The problem:
In the listing below, find every line with the string "dans" and pull it out.
=== Data supplied ===
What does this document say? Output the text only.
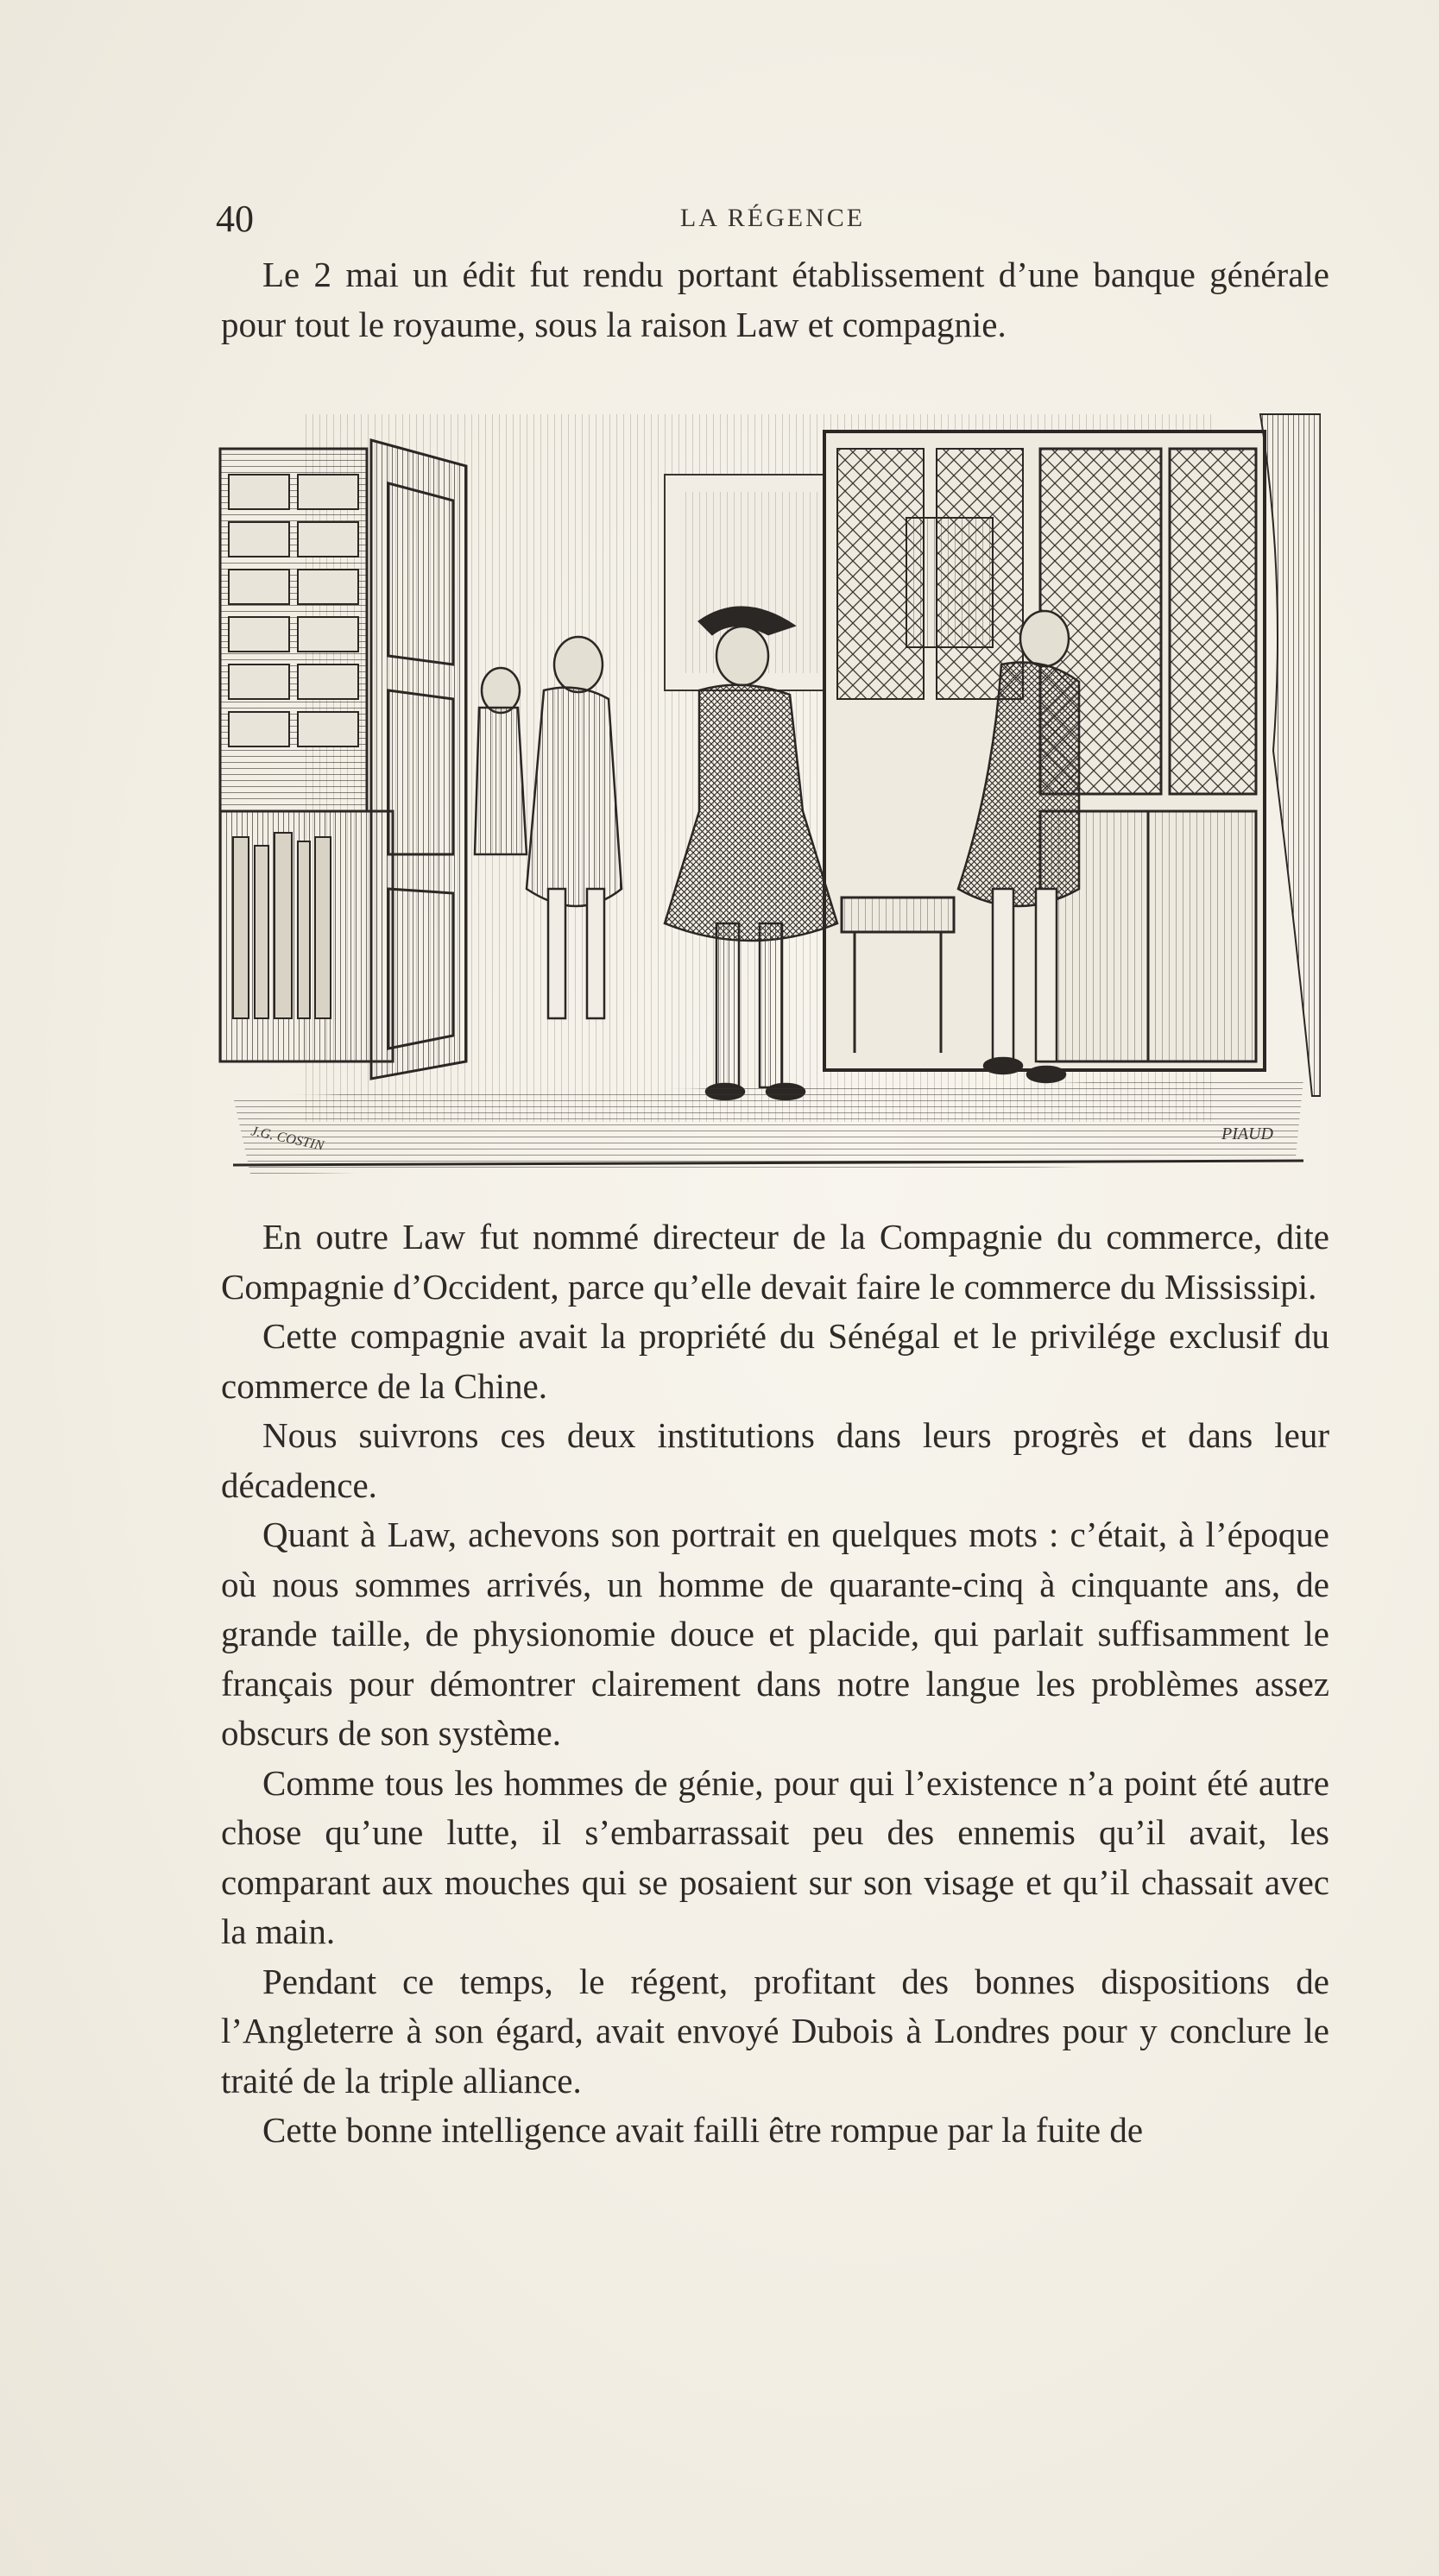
40	LA RÉGENCE

Le 2 mai un édit fut rendu portant établissement d’une banque générale pour tout le royaume, sous la raison Law et compagnie.

J.G. COSTIN	PIAUD

En outre Law fut nommé directeur de la Compagnie du commerce, dite Compagnie d’Occident, parce qu’elle devait faire le commerce du Mississipi.

Cette compagnie avait la propriété du Sénégal et le privilége exclusif du commerce de la Chine.

Nous suivrons ces deux institutions dans leurs progrès et dans leur décadence.

Quant à Law, achevons son portrait en quelques mots : c’était, à l’époque où nous sommes arrivés, un homme de quarante-cinq à cinquante ans, de grande taille, de physionomie douce et placide, qui parlait suffisamment le français pour démontrer clairement dans notre langue les problèmes assez obscurs de son système.

Comme tous les hommes de génie, pour qui l’existence n’a point été autre chose qu’une lutte, il s’embarrassait peu des ennemis qu’il avait, les comparant aux mouches qui se posaient sur son visage et qu’il chassait avec la main.

Pendant ce temps, le régent, profitant des bonnes dispositions de l’Angleterre à son égard, avait envoyé Dubois à Londres pour y conclure le traité de la triple alliance.

Cette bonne intelligence avait failli être rompue par la fuite de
===
Problem solution:
Nous suivrons ces deux institutions dans leurs progrès et dans leur décadence.
Quant à Law, achevons son portrait en quelques mots : c’était, à l’époque où nous sommes arrivés, un homme de quarante-cinq à cinquante ans, de grande taille, de physionomie douce et placide, qui parlait suffisamment le français pour démontrer clairement dans notre langue les problèmes assez obscurs de son système.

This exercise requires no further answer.